Every entry below should be repeated exactly; the pictures should not.

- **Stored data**
# # #
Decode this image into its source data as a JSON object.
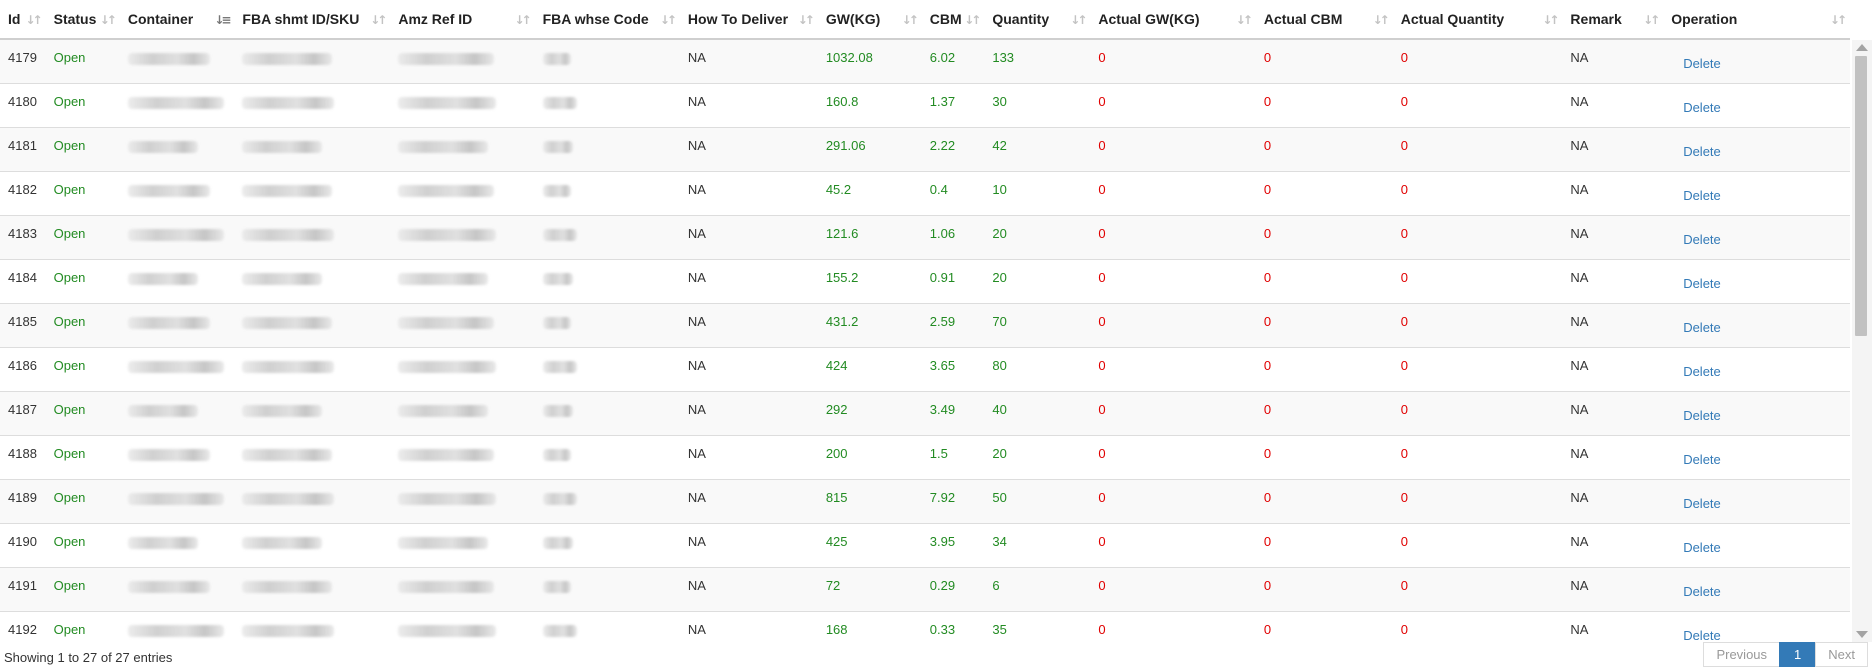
{
  "table": {
    "columns": [
      {
        "label": "Id"
      },
      {
        "label": "Status"
      },
      {
        "label": "Container"
      },
      {
        "label": "FBA shmt ID/SKU"
      },
      {
        "label": "Amz Ref ID"
      },
      {
        "label": "FBA whse Code"
      },
      {
        "label": "How To Deliver"
      },
      {
        "label": "GW(KG)"
      },
      {
        "label": "CBM"
      },
      {
        "label": "Quantity"
      },
      {
        "label": "Actual GW(KG)"
      },
      {
        "label": "Actual CBM"
      },
      {
        "label": "Actual Quantity"
      },
      {
        "label": "Remark"
      },
      {
        "label": "Operation"
      }
    ],
    "sorted_column": "Container",
    "rows": [
      {
        "id": "4179",
        "status": "Open",
        "deliver": "NA",
        "gw": "1032.08",
        "cbm": "6.02",
        "qty": "133",
        "agw": "0",
        "acbm": "0",
        "aqty": "0",
        "remark": "NA",
        "op": "Delete"
      },
      {
        "id": "4180",
        "status": "Open",
        "deliver": "NA",
        "gw": "160.8",
        "cbm": "1.37",
        "qty": "30",
        "agw": "0",
        "acbm": "0",
        "aqty": "0",
        "remark": "NA",
        "op": "Delete"
      },
      {
        "id": "4181",
        "status": "Open",
        "deliver": "NA",
        "gw": "291.06",
        "cbm": "2.22",
        "qty": "42",
        "agw": "0",
        "acbm": "0",
        "aqty": "0",
        "remark": "NA",
        "op": "Delete"
      },
      {
        "id": "4182",
        "status": "Open",
        "deliver": "NA",
        "gw": "45.2",
        "cbm": "0.4",
        "qty": "10",
        "agw": "0",
        "acbm": "0",
        "aqty": "0",
        "remark": "NA",
        "op": "Delete"
      },
      {
        "id": "4183",
        "status": "Open",
        "deliver": "NA",
        "gw": "121.6",
        "cbm": "1.06",
        "qty": "20",
        "agw": "0",
        "acbm": "0",
        "aqty": "0",
        "remark": "NA",
        "op": "Delete"
      },
      {
        "id": "4184",
        "status": "Open",
        "deliver": "NA",
        "gw": "155.2",
        "cbm": "0.91",
        "qty": "20",
        "agw": "0",
        "acbm": "0",
        "aqty": "0",
        "remark": "NA",
        "op": "Delete"
      },
      {
        "id": "4185",
        "status": "Open",
        "deliver": "NA",
        "gw": "431.2",
        "cbm": "2.59",
        "qty": "70",
        "agw": "0",
        "acbm": "0",
        "aqty": "0",
        "remark": "NA",
        "op": "Delete"
      },
      {
        "id": "4186",
        "status": "Open",
        "deliver": "NA",
        "gw": "424",
        "cbm": "3.65",
        "qty": "80",
        "agw": "0",
        "acbm": "0",
        "aqty": "0",
        "remark": "NA",
        "op": "Delete"
      },
      {
        "id": "4187",
        "status": "Open",
        "deliver": "NA",
        "gw": "292",
        "cbm": "3.49",
        "qty": "40",
        "agw": "0",
        "acbm": "0",
        "aqty": "0",
        "remark": "NA",
        "op": "Delete"
      },
      {
        "id": "4188",
        "status": "Open",
        "deliver": "NA",
        "gw": "200",
        "cbm": "1.5",
        "qty": "20",
        "agw": "0",
        "acbm": "0",
        "aqty": "0",
        "remark": "NA",
        "op": "Delete"
      },
      {
        "id": "4189",
        "status": "Open",
        "deliver": "NA",
        "gw": "815",
        "cbm": "7.92",
        "qty": "50",
        "agw": "0",
        "acbm": "0",
        "aqty": "0",
        "remark": "NA",
        "op": "Delete"
      },
      {
        "id": "4190",
        "status": "Open",
        "deliver": "NA",
        "gw": "425",
        "cbm": "3.95",
        "qty": "34",
        "agw": "0",
        "acbm": "0",
        "aqty": "0",
        "remark": "NA",
        "op": "Delete"
      },
      {
        "id": "4191",
        "status": "Open",
        "deliver": "NA",
        "gw": "72",
        "cbm": "0.29",
        "qty": "6",
        "agw": "0",
        "acbm": "0",
        "aqty": "0",
        "remark": "NA",
        "op": "Delete"
      },
      {
        "id": "4192",
        "status": "Open",
        "deliver": "NA",
        "gw": "168",
        "cbm": "0.33",
        "qty": "35",
        "agw": "0",
        "acbm": "0",
        "aqty": "0",
        "remark": "NA",
        "op": "Delete"
      }
    ]
  },
  "footer": {
    "info": "Showing 1 to 27 of 27 entries",
    "prev": "Previous",
    "page": "1",
    "next": "Next"
  },
  "icons": {
    "sort": "sort-both-icon",
    "sorted": "sort-asc-icon"
  },
  "colors": {
    "positive": "#228b22",
    "zero": "#e00000",
    "link": "#337ab7",
    "active_page": "#337ab7"
  }
}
# # #
- **Correct response**
Decode this image into its source data as a JSON object.
{
  "table": {
    "columns": [
      {
        "label": "Id"
      },
      {
        "label": "Status"
      },
      {
        "label": "Container"
      },
      {
        "label": "FBA shmt ID/SKU"
      },
      {
        "label": "Amz Ref ID"
      },
      {
        "label": "FBA whse Code"
      },
      {
        "label": "How To Deliver"
      },
      {
        "label": "GW(KG)"
      },
      {
        "label": "CBM"
      },
      {
        "label": "Quantity"
      },
      {
        "label": "Actual GW(KG)"
      },
      {
        "label": "Actual CBM"
      },
      {
        "label": "Actual Quantity"
      },
      {
        "label": "Remark"
      },
      {
        "label": "Operation"
      }
    ],
    "sorted_column": "Container",
    "rows": [
      {
        "id": "4179",
        "status": "Open",
        "deliver": "NA",
        "gw": "1032.08",
        "cbm": "6.02",
        "qty": "133",
        "agw": "0",
        "acbm": "0",
        "aqty": "0",
        "remark": "NA",
        "op": "Delete"
      },
      {
        "id": "4180",
        "status": "Open",
        "deliver": "NA",
        "gw": "160.8",
        "cbm": "1.37",
        "qty": "30",
        "agw": "0",
        "acbm": "0",
        "aqty": "0",
        "remark": "NA",
        "op": "Delete"
      },
      {
        "id": "4181",
        "status": "Open",
        "deliver": "NA",
        "gw": "291.06",
        "cbm": "2.22",
        "qty": "42",
        "agw": "0",
        "acbm": "0",
        "aqty": "0",
        "remark": "NA",
        "op": "Delete"
      },
      {
        "id": "4182",
        "status": "Open",
        "deliver": "NA",
        "gw": "45.2",
        "cbm": "0.4",
        "qty": "10",
        "agw": "0",
        "acbm": "0",
        "aqty": "0",
        "remark": "NA",
        "op": "Delete"
      },
      {
        "id": "4183",
        "status": "Open",
        "deliver": "NA",
        "gw": "121.6",
        "cbm": "1.06",
        "qty": "20",
        "agw": "0",
        "acbm": "0",
        "aqty": "0",
        "remark": "NA",
        "op": "Delete"
      },
      {
        "id": "4184",
        "status": "Open",
        "deliver": "NA",
        "gw": "155.2",
        "cbm": "0.91",
        "qty": "20",
        "agw": "0",
        "acbm": "0",
        "aqty": "0",
        "remark": "NA",
        "op": "Delete"
      },
      {
        "id": "4185",
        "status": "Open",
        "deliver": "NA",
        "gw": "431.2",
        "cbm": "2.59",
        "qty": "70",
        "agw": "0",
        "acbm": "0",
        "aqty": "0",
        "remark": "NA",
        "op": "Delete"
      },
      {
        "id": "4186",
        "status": "Open",
        "deliver": "NA",
        "gw": "424",
        "cbm": "3.65",
        "qty": "80",
        "agw": "0",
        "acbm": "0",
        "aqty": "0",
        "remark": "NA",
        "op": "Delete"
      },
      {
        "id": "4187",
        "status": "Open",
        "deliver": "NA",
        "gw": "292",
        "cbm": "3.49",
        "qty": "40",
        "agw": "0",
        "acbm": "0",
        "aqty": "0",
        "remark": "NA",
        "op": "Delete"
      },
      {
        "id": "4188",
        "status": "Open",
        "deliver": "NA",
        "gw": "200",
        "cbm": "1.5",
        "qty": "20",
        "agw": "0",
        "acbm": "0",
        "aqty": "0",
        "remark": "NA",
        "op": "Delete"
      },
      {
        "id": "4189",
        "status": "Open",
        "deliver": "NA",
        "gw": "815",
        "cbm": "7.92",
        "qty": "50",
        "agw": "0",
        "acbm": "0",
        "aqty": "0",
        "remark": "NA",
        "op": "Delete"
      },
      {
        "id": "4190",
        "status": "Open",
        "deliver": "NA",
        "gw": "425",
        "cbm": "3.95",
        "qty": "34",
        "agw": "0",
        "acbm": "0",
        "aqty": "0",
        "remark": "NA",
        "op": "Delete"
      },
      {
        "id": "4191",
        "status": "Open",
        "deliver": "NA",
        "gw": "72",
        "cbm": "0.29",
        "qty": "6",
        "agw": "0",
        "acbm": "0",
        "aqty": "0",
        "remark": "NA",
        "op": "Delete"
      },
      {
        "id": "4192",
        "status": "Open",
        "deliver": "NA",
        "gw": "168",
        "cbm": "0.33",
        "qty": "35",
        "agw": "0",
        "acbm": "0",
        "aqty": "0",
        "remark": "NA",
        "op": "Delete"
      }
    ]
  },
  "footer": {
    "info": "Showing 1 to 27 of 27 entries",
    "prev": "Previous",
    "page": "1",
    "next": "Next"
  },
  "icons": {
    "sort": "sort-both-icon",
    "sorted": "sort-asc-icon"
  },
  "colors": {
    "positive": "#228b22",
    "zero": "#e00000",
    "link": "#337ab7",
    "active_page": "#337ab7"
  }
}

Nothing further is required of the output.